(Recorded data)
##############################

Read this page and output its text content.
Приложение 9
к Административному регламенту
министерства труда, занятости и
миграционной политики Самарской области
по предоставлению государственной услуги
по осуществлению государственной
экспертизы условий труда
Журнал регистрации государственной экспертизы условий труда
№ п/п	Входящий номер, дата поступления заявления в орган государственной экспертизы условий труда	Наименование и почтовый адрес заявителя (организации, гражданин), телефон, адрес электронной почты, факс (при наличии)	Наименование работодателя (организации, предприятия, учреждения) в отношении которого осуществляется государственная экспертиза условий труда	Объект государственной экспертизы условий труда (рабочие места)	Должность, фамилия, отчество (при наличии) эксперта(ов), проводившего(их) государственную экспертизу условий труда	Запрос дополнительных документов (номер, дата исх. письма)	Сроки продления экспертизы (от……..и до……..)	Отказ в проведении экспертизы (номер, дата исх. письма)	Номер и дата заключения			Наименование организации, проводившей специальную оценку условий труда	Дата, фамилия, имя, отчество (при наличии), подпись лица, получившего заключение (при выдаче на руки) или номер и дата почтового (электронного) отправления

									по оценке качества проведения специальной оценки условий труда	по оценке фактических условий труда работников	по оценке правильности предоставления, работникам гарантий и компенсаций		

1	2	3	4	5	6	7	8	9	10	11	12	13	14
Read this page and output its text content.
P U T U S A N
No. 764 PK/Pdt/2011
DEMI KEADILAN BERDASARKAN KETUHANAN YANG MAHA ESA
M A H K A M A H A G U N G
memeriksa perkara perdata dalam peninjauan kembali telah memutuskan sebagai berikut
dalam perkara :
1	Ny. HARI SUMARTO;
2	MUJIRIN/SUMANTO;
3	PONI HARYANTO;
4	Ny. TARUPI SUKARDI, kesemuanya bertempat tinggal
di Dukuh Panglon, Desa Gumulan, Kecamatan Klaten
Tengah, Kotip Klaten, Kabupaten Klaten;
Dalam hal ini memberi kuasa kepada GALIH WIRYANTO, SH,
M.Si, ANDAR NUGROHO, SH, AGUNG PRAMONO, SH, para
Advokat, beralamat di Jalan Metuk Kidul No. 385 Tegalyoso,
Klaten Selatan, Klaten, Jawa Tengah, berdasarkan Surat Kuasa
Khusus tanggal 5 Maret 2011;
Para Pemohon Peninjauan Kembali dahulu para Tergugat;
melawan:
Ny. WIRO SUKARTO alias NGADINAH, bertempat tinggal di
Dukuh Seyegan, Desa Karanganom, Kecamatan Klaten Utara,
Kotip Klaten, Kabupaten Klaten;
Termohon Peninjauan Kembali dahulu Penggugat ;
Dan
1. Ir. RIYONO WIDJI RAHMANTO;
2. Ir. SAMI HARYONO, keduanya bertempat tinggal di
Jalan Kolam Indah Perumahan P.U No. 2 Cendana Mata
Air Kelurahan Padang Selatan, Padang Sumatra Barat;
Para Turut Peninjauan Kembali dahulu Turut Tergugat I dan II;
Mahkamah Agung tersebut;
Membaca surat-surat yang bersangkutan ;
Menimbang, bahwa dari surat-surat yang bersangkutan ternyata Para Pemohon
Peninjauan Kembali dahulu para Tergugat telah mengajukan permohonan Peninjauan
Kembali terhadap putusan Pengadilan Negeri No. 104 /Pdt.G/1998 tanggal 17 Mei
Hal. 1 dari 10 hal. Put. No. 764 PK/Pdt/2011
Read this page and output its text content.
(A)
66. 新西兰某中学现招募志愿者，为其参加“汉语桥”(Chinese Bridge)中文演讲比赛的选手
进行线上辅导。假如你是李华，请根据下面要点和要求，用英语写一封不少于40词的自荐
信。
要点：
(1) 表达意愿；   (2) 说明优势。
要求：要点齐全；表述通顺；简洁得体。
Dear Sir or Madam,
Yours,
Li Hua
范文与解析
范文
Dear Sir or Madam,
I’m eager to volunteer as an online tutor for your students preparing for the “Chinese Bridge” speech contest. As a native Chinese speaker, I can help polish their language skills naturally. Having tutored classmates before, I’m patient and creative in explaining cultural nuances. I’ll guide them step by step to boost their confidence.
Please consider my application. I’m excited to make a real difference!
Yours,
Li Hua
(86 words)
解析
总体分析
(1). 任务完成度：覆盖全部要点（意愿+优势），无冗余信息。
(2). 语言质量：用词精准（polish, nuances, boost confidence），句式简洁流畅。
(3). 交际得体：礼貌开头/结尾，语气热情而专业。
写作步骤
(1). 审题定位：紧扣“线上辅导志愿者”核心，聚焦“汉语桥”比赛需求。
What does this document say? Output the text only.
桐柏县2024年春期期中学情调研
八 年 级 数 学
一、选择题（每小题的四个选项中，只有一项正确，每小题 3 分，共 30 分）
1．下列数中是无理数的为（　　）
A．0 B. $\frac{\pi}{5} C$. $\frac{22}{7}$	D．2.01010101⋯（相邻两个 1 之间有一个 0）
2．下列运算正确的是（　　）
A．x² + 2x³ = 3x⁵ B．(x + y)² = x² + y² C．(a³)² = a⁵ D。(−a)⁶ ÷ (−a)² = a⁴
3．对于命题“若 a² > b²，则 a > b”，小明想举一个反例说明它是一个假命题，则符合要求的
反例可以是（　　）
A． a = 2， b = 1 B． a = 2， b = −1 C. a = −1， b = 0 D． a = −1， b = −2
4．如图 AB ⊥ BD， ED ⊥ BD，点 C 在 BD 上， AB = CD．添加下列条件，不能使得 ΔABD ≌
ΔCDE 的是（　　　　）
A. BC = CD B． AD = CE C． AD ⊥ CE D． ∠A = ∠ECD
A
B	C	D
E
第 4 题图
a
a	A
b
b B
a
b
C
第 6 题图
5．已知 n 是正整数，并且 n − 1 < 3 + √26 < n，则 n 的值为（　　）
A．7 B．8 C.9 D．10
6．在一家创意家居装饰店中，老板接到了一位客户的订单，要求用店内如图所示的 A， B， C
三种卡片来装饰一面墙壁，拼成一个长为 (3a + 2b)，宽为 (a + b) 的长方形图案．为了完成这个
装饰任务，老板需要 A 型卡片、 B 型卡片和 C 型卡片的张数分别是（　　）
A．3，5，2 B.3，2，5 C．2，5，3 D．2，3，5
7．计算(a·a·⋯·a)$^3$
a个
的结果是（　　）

##############################

_REQUIRED WORK_.
Extract the full listing and reproduce each line exactly.

_TASK SOLUTION_.
Read this page and output its text content.
Приложение 9
к Административному регламенту
министерства труда, занятости и
миграционной политики Самарской области
по предоставлению государственной услуги
по осуществлению государственной
экспертизы условий труда
Журнал регистрации государственной экспертизы условий труда
№ п/п	Входящий номер, дата поступления заявления в орган государственной экспертизы условий труда	Наименование и почтовый адрес заявителя (организации, гражданин), телефон, адрес электронной почты, факс (при наличии)	Наименование работодателя (организации, предприятия, учреждения) в отношении которого осуществляется государственная экспертиза условий труда	Объект государственной экспертизы условий труда (рабочие места)	Должность, фамилия, отчество (при наличии) эксперта(ов), проводившего(их) государственную экспертизу условий труда	Запрос дополнительных документов (номер, дата исх. письма)	Сроки продления экспертизы (от……..и до……..)	Отказ в проведении экспертизы (номер, дата исх. письма)	Номер и дата заключения			Наименование организации, проводившей специальную оценку условий труда	Дата, фамилия, имя, отчество (при наличии), подпись лица, получившего заключение (при выдаче на руки) или номер и дата почтового (электронного) отправления

									по оценке качества проведения специальной оценки условий труда	по оценке фактических условий труда работников	по оценке правильности предоставления, работникам гарантий и компенсаций		

1	2	3	4	5	6	7	8	9	10	11	12	13	14
Read this page and output its text content.
P U T U S A N
No. 764 PK/Pdt/2011
DEMI KEADILAN BERDASARKAN KETUHANAN YANG MAHA ESA
M A H K A M A H A G U N G
memeriksa perkara perdata dalam peninjauan kembali telah memutuskan sebagai berikut
dalam perkara :
1	Ny. HARI SUMARTO;
2	MUJIRIN/SUMANTO;
3	PONI HARYANTO;
4	Ny. TARUPI SUKARDI, kesemuanya bertempat tinggal
di Dukuh Panglon, Desa Gumulan, Kecamatan Klaten
Tengah, Kotip Klaten, Kabupaten Klaten;
Dalam hal ini memberi kuasa kepada GALIH WIRYANTO, SH,
M.Si, ANDAR NUGROHO, SH, AGUNG PRAMONO, SH, para
Advokat, beralamat di Jalan Metuk Kidul No. 385 Tegalyoso,
Klaten Selatan, Klaten, Jawa Tengah, berdasarkan Surat Kuasa
Khusus tanggal 5 Maret 2011;
Para Pemohon Peninjauan Kembali dahulu para Tergugat;
melawan:
Ny. WIRO SUKARTO alias NGADINAH, bertempat tinggal di
Dukuh Seyegan, Desa Karanganom, Kecamatan Klaten Utara,
Kotip Klaten, Kabupaten Klaten;
Termohon Peninjauan Kembali dahulu Penggugat ;
Dan
1. Ir. RIYONO WIDJI RAHMANTO;
2. Ir. SAMI HARYONO, keduanya bertempat tinggal di
Jalan Kolam Indah Perumahan P.U No. 2 Cendana Mata
Air Kelurahan Padang Selatan, Padang Sumatra Barat;
Para Turut Peninjauan Kembali dahulu Turut Tergugat I dan II;
Mahkamah Agung tersebut;
Membaca surat-surat yang bersangkutan ;
Menimbang, bahwa dari surat-surat yang bersangkutan ternyata Para Pemohon
Peninjauan Kembali dahulu para Tergugat telah mengajukan permohonan Peninjauan
Kembali terhadap putusan Pengadilan Negeri No. 104 /Pdt.G/1998 tanggal 17 Mei
Hal. 1 dari 10 hal. Put. No. 764 PK/Pdt/2011
Read this page and output its text content.
(A)
66. 新西兰某中学现招募志愿者，为其参加“汉语桥”(Chinese Bridge)中文演讲比赛的选手
进行线上辅导。假如你是李华，请根据下面要点和要求，用英语写一封不少于40词的自荐
信。
要点：
(1) 表达意愿；   (2) 说明优势。
要求：要点齐全；表述通顺；简洁得体。
Dear Sir or Madam,
Yours,
Li Hua
范文与解析
范文
Dear Sir or Madam,
I’m eager to volunteer as an online tutor for your students preparing for the “Chinese Bridge” speech contest. As a native Chinese speaker, I can help polish their language skills naturally. Having tutored classmates before, I’m patient and creative in explaining cultural nuances. I’ll guide them step by step to boost their confidence.
Please consider my application. I’m excited to make a real difference!
Yours,
Li Hua
(86 words)
解析
总体分析
(1). 任务完成度：覆盖全部要点（意愿+优势），无冗余信息。
(2). 语言质量：用词精准（polish, nuances, boost confidence），句式简洁流畅。
(3). 交际得体：礼貌开头/结尾，语气热情而专业。
写作步骤
(1). 审题定位：紧扣“线上辅导志愿者”核心，聚焦“汉语桥”比赛需求。
What does this document say? Output the text only.
桐柏县2024年春期期中学情调研
八 年 级 数 学
一、选择题（每小题的四个选项中，只有一项正确，每小题 3 分，共 30 分）
1．下列数中是无理数的为（　　）
A．0 B. $\frac{\pi}{5} C$. $\frac{22}{7}$	D．2.01010101⋯（相邻两个 1 之间有一个 0）
2．下列运算正确的是（　　）
A．x² + 2x³ = 3x⁵ B．(x + y)² = x² + y² C．(a³)² = a⁵ D。(−a)⁶ ÷ (−a)² = a⁴
3．对于命题“若 a² > b²，则 a > b”，小明想举一个反例说明它是一个假命题，则符合要求的
反例可以是（　　）
A． a = 2， b = 1 B． a = 2， b = −1 C. a = −1， b = 0 D． a = −1， b = −2
4．如图 AB ⊥ BD， ED ⊥ BD，点 C 在 BD 上， AB = CD．添加下列条件，不能使得 ΔABD ≌
ΔCDE 的是（　　　　）
A. BC = CD B． AD = CE C． AD ⊥ CE D． ∠A = ∠ECD
A
B	C	D
E
第 4 题图
a
a	A
b
b B
a
b
C
第 6 题图
5．已知 n 是正整数，并且 n − 1 < 3 + √26 < n，则 n 的值为（　　）
A．7 B．8 C.9 D．10
6．在一家创意家居装饰店中，老板接到了一位客户的订单，要求用店内如图所示的 A， B， C
三种卡片来装饰一面墙壁，拼成一个长为 (3a + 2b)，宽为 (a + b) 的长方形图案．为了完成这个
装饰任务，老板需要 A 型卡片、 B 型卡片和 C 型卡片的张数分别是（　　）
A．3，5，2 B.3，2，5 C．2，5，3 D．2，3，5
7．计算(a·a·⋯·a)$^3$
a个
的结果是（　　）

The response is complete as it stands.